What you should do:
Retype the records below word for word and omit any image.

Data for this exercise:
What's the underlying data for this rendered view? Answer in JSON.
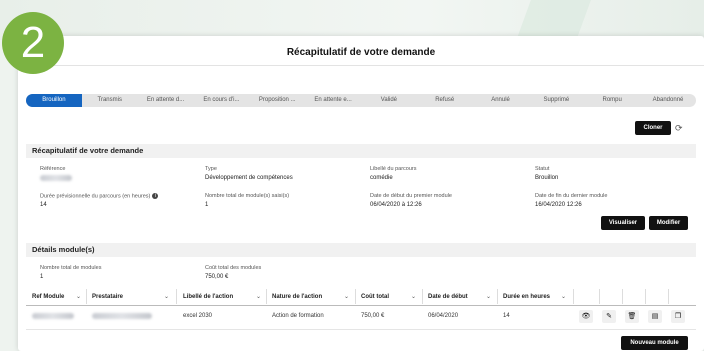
{
  "step_badge": "2",
  "panel_title": "Récapitulatif de votre demande",
  "stepper": [
    "Brouillon",
    "Transmis",
    "En attente d...",
    "En cours d'i...",
    "Proposition ...",
    "En attente e...",
    "Validé",
    "Refusé",
    "Annulé",
    "Supprimé",
    "Rompu",
    "Abandonné"
  ],
  "clone_button": "Cloner",
  "summary": {
    "heading": "Récapitulatif de votre demande",
    "reference_label": "Référence",
    "type_label": "Type",
    "type_value": "Développement de compétences",
    "libelle_label": "Libellé du parcours",
    "libelle_value": "comédie",
    "statut_label": "Statut",
    "statut_value": "Brouillon",
    "duree_label": "Durée prévisionnelle du parcours (en heures)",
    "duree_value": "14",
    "nb_modules_label": "Nombre total de module(s) saisi(s)",
    "nb_modules_value": "1",
    "date_debut_label": "Date de début du premier module",
    "date_debut_value": "06/04/2020 à 12:26",
    "date_fin_label": "Date de fin du dernier module",
    "date_fin_value": "16/04/2020 12:26",
    "visualiser_button": "Visualiser",
    "modifier_button": "Modifier"
  },
  "modules": {
    "heading": "Détails module(s)",
    "total_label": "Nombre total de modules",
    "total_value": "1",
    "cout_label": "Coût total des modules",
    "cout_value": "750,00 €",
    "columns": [
      "Ref Module",
      "Prestataire",
      "Libellé de l'action",
      "Nature de l'action",
      "Coût total",
      "Date de début",
      "Durée en heures"
    ],
    "row": {
      "libelle": "excel 2030",
      "nature": "Action de formation",
      "cout": "750,00 €",
      "date": "06/04/2020",
      "duree": "14"
    },
    "new_button": "Nouveau module"
  },
  "icons": [
    "eye-icon",
    "pencil-icon",
    "trash-icon",
    "document-icon",
    "copy-icon",
    "refresh-icon",
    "info-icon",
    "chevron-down-icon"
  ]
}
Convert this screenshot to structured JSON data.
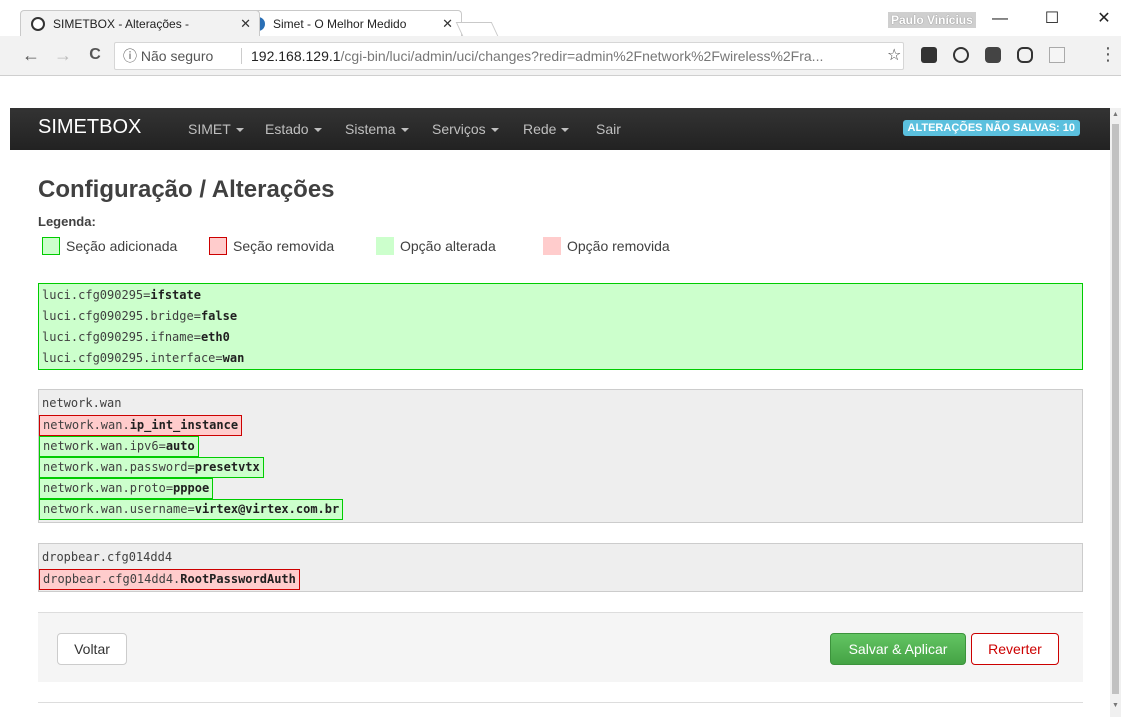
{
  "browser": {
    "tabs": [
      {
        "title": "SIMETBOX - Alterações - ",
        "close": "✕"
      },
      {
        "title": "Simet - O Melhor Medido",
        "close": "✕"
      }
    ],
    "user": "Paulo Vinícius",
    "window_controls": {
      "minimize": "—",
      "maximize": "☐",
      "close": "✕"
    },
    "nav": {
      "back": "←",
      "forward": "→",
      "reload": "C"
    },
    "secure_label": "ⓘ Não seguro",
    "url_host": "192.168.129.1",
    "url_path": "/cgi-bin/luci/admin/uci/changes?redir=admin%2Fnetwork%2Fwireless%2Fra...",
    "star": "☆",
    "menu": "⋮"
  },
  "navbar": {
    "brand": "SIMETBOX",
    "items": [
      {
        "label": "SIMET",
        "dropdown": true
      },
      {
        "label": "Estado",
        "dropdown": true
      },
      {
        "label": "Sistema",
        "dropdown": true
      },
      {
        "label": "Serviços",
        "dropdown": true
      },
      {
        "label": "Rede",
        "dropdown": true
      },
      {
        "label": "Sair",
        "dropdown": false
      }
    ],
    "unsaved_badge": "ALTERAÇÕES NÃO SALVAS: 10"
  },
  "page": {
    "title": "Configuração / Alterações",
    "legend_title": "Legenda:",
    "legend": [
      {
        "label": "Seção adicionada",
        "color": "#ccffcc",
        "border": "#00cc00"
      },
      {
        "label": "Seção removida",
        "color": "#ffcccc",
        "border": "#cc0000"
      },
      {
        "label": "Opção alterada",
        "color": "#ccffcc",
        "border": "#ccffcc"
      },
      {
        "label": "Opção removida",
        "color": "#ffcccc",
        "border": "#ffcccc"
      }
    ]
  },
  "changes": [
    {
      "kind": "added-section",
      "lines": [
        {
          "prefix": "luci.cfg090295=",
          "value": "ifstate"
        },
        {
          "prefix": "luci.cfg090295.bridge=",
          "value": "false"
        },
        {
          "prefix": "luci.cfg090295.ifname=",
          "value": "eth0"
        },
        {
          "prefix": "luci.cfg090295.interface=",
          "value": "wan"
        }
      ]
    },
    {
      "kind": "normal-section",
      "lines": [
        {
          "prefix": "network.wan",
          "value": "",
          "state": "plain"
        },
        {
          "prefix": "network.wan.",
          "value": "ip_int_instance",
          "state": "removed"
        },
        {
          "prefix": "network.wan.ipv6=",
          "value": "auto",
          "state": "added"
        },
        {
          "prefix": "network.wan.password=",
          "value": "presetvtx",
          "state": "added"
        },
        {
          "prefix": "network.wan.proto=",
          "value": "pppoe",
          "state": "added"
        },
        {
          "prefix": "network.wan.username=",
          "value": "virtex@virtex.com.br",
          "state": "added"
        }
      ]
    },
    {
      "kind": "normal-section",
      "lines": [
        {
          "prefix": "dropbear.cfg014dd4",
          "value": "",
          "state": "plain"
        },
        {
          "prefix": "dropbear.cfg014dd4.",
          "value": "RootPasswordAuth",
          "state": "removed"
        }
      ]
    }
  ],
  "actions": {
    "back": "Voltar",
    "apply": "Salvar & Aplicar",
    "revert": "Reverter"
  }
}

Exercise result:
What's the underlying data for this rendered view? Answer in JSON.
{
  "step_badge": "2",
  "panel_title": "Récapitulatif de votre demande",
  "stepper": [
    "Brouillon",
    "Transmis",
    "En attente d...",
    "En cours d'i...",
    "Proposition ...",
    "En attente e...",
    "Validé",
    "Refusé",
    "Annulé",
    "Supprimé",
    "Rompu",
    "Abandonné"
  ],
  "clone_button": "Cloner",
  "summary": {
    "heading": "Récapitulatif de votre demande",
    "reference_label": "Référence",
    "type_label": "Type",
    "type_value": "Développement de compétences",
    "libelle_label": "Libellé du parcours",
    "libelle_value": "comédie",
    "statut_label": "Statut",
    "statut_value": "Brouillon",
    "duree_label": "Durée prévisionnelle du parcours (en heures)",
    "duree_value": "14",
    "nb_modules_label": "Nombre total de module(s) saisi(s)",
    "nb_modules_value": "1",
    "date_debut_label": "Date de début du premier module",
    "date_debut_value": "06/04/2020 à 12:26",
    "date_fin_label": "Date de fin du dernier module",
    "date_fin_value": "16/04/2020 12:26",
    "visualiser_button": "Visualiser",
    "modifier_button": "Modifier"
  },
  "modules": {
    "heading": "Détails module(s)",
    "total_label": "Nombre total de modules",
    "total_value": "1",
    "cout_label": "Coût total des modules",
    "cout_value": "750,00 €",
    "columns": [
      "Ref Module",
      "Prestataire",
      "Libellé de l'action",
      "Nature de l'action",
      "Coût total",
      "Date de début",
      "Durée en heures"
    ],
    "row": {
      "libelle": "excel 2030",
      "nature": "Action de formation",
      "cout": "750,00 €",
      "date": "06/04/2020",
      "duree": "14"
    },
    "new_button": "Nouveau module"
  },
  "icons": [
    "eye-icon",
    "pencil-icon",
    "trash-icon",
    "document-icon",
    "copy-icon",
    "refresh-icon",
    "info-icon",
    "chevron-down-icon"
  ]
}
Convert this screenshot to structured JSON data.
{
  "browser": {
    "tabs": [
      {
        "title": "SIMETBOX - Alterações - ",
        "close": "✕"
      },
      {
        "title": "Simet - O Melhor Medido",
        "close": "✕"
      }
    ],
    "user": "Paulo Vinícius",
    "window_controls": {
      "minimize": "—",
      "maximize": "☐",
      "close": "✕"
    },
    "nav": {
      "back": "←",
      "forward": "→",
      "reload": "C"
    },
    "secure_label": "ⓘ Não seguro",
    "url_host": "192.168.129.1",
    "url_path": "/cgi-bin/luci/admin/uci/changes?redir=admin%2Fnetwork%2Fwireless%2Fra...",
    "star": "☆",
    "menu": "⋮"
  },
  "navbar": {
    "brand": "SIMETBOX",
    "items": [
      {
        "label": "SIMET",
        "dropdown": true
      },
      {
        "label": "Estado",
        "dropdown": true
      },
      {
        "label": "Sistema",
        "dropdown": true
      },
      {
        "label": "Serviços",
        "dropdown": true
      },
      {
        "label": "Rede",
        "dropdown": true
      },
      {
        "label": "Sair",
        "dropdown": false
      }
    ],
    "unsaved_badge": "ALTERAÇÕES NÃO SALVAS: 10"
  },
  "page": {
    "title": "Configuração / Alterações",
    "legend_title": "Legenda:",
    "legend": [
      {
        "label": "Seção adicionada",
        "color": "#ccffcc",
        "border": "#00cc00"
      },
      {
        "label": "Seção removida",
        "color": "#ffcccc",
        "border": "#cc0000"
      },
      {
        "label": "Opção alterada",
        "color": "#ccffcc",
        "border": "#ccffcc"
      },
      {
        "label": "Opção removida",
        "color": "#ffcccc",
        "border": "#ffcccc"
      }
    ]
  },
  "changes": [
    {
      "kind": "added-section",
      "lines": [
        {
          "prefix": "luci.cfg090295=",
          "value": "ifstate"
        },
        {
          "prefix": "luci.cfg090295.bridge=",
          "value": "false"
        },
        {
          "prefix": "luci.cfg090295.ifname=",
          "value": "eth0"
        },
        {
          "prefix": "luci.cfg090295.interface=",
          "value": "wan"
        }
      ]
    },
    {
      "kind": "normal-section",
      "lines": [
        {
          "prefix": "network.wan",
          "value": "",
          "state": "plain"
        },
        {
          "prefix": "network.wan.",
          "value": "ip_int_instance",
          "state": "removed"
        },
        {
          "prefix": "network.wan.ipv6=",
          "value": "auto",
          "state": "added"
        },
        {
          "prefix": "network.wan.password=",
          "value": "presetvtx",
          "state": "added"
        },
        {
          "prefix": "network.wan.proto=",
          "value": "pppoe",
          "state": "added"
        },
        {
          "prefix": "network.wan.username=",
          "value": "virtex@virtex.com.br",
          "state": "added"
        }
      ]
    },
    {
      "kind": "normal-section",
      "lines": [
        {
          "prefix": "dropbear.cfg014dd4",
          "value": "",
          "state": "plain"
        },
        {
          "prefix": "dropbear.cfg014dd4.",
          "value": "RootPasswordAuth",
          "state": "removed"
        }
      ]
    }
  ],
  "actions": {
    "back": "Voltar",
    "apply": "Salvar & Aplicar",
    "revert": "Reverter"
  }
}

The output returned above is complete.